## WORK TO BE COMPLETED
Filter this material down to the lines that hold "name", copying each one.

## MATERIAL SHOWN

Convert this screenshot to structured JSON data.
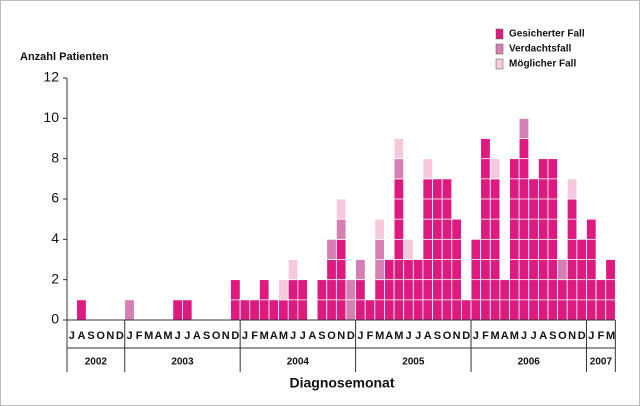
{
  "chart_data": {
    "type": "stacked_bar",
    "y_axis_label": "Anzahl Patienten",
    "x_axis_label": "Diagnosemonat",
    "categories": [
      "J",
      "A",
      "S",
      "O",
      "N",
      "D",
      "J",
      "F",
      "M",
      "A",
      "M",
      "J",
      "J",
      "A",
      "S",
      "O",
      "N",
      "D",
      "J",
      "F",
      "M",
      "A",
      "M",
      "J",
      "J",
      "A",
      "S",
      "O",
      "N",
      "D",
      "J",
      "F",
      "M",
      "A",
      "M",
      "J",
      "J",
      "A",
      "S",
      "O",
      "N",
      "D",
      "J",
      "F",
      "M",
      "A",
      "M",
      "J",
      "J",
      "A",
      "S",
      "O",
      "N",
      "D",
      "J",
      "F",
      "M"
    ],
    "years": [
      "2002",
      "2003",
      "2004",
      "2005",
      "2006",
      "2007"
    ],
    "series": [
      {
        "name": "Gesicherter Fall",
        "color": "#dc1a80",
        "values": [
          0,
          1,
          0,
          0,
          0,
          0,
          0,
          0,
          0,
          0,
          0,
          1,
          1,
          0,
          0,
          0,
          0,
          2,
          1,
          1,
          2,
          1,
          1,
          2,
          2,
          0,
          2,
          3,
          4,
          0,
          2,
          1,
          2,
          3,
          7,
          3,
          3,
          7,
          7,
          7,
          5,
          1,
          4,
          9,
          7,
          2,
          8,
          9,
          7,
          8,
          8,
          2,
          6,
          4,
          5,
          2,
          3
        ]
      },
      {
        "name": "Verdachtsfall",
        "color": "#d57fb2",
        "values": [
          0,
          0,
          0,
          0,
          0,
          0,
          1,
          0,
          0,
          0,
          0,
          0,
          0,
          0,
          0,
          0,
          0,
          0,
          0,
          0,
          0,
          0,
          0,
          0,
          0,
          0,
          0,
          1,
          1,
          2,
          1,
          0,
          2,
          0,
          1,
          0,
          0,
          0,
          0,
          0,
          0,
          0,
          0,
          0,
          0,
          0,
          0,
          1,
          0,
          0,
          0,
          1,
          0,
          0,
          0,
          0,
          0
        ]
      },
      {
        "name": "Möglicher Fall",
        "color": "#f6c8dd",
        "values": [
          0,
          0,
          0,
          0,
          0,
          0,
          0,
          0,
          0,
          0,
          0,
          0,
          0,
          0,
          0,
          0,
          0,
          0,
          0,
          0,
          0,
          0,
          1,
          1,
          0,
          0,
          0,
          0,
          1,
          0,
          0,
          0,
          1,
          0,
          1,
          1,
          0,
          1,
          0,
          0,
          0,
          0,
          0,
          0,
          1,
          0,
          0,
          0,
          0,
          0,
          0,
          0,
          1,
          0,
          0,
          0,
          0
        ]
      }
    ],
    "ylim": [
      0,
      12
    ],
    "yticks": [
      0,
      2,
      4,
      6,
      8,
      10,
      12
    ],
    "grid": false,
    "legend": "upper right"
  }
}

--

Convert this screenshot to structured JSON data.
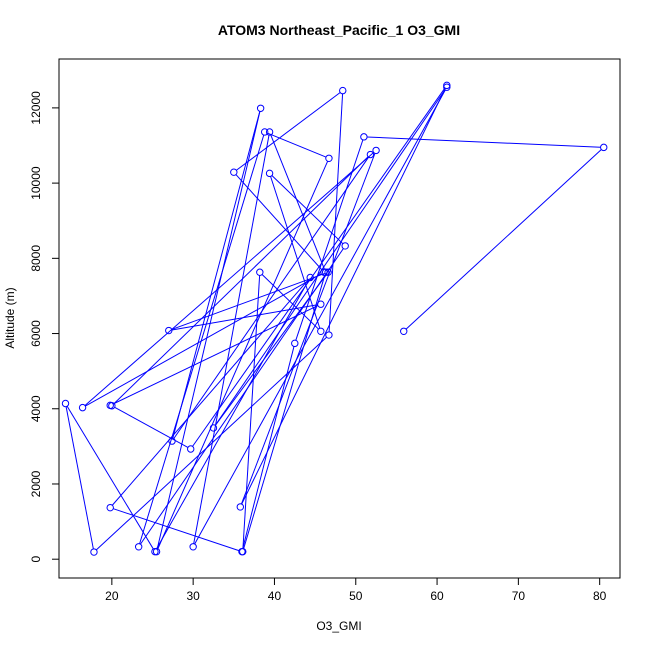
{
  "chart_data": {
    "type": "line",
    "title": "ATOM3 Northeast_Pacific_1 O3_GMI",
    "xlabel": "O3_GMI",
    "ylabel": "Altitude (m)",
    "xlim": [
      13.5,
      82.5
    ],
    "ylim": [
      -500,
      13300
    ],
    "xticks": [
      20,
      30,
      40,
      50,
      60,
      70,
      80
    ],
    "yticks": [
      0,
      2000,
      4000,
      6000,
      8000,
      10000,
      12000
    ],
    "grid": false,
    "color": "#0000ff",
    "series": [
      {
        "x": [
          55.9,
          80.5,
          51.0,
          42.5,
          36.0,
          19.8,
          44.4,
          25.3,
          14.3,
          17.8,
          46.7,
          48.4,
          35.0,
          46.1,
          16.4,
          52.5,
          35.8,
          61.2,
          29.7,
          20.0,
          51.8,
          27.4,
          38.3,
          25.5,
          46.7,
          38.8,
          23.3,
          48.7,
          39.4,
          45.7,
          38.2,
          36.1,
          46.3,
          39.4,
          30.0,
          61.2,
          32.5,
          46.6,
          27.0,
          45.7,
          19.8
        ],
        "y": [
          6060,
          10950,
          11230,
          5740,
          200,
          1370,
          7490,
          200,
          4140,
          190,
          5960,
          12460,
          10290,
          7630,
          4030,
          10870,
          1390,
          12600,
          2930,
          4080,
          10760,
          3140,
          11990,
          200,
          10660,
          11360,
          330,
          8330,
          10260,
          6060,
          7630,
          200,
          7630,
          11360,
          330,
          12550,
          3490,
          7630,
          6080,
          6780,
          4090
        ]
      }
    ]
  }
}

## PROBLEM SOLUTION
        "name": "Gesicherter Fall",
        "name": "Verdachtsfall",
        "name": "Möglicher Fall",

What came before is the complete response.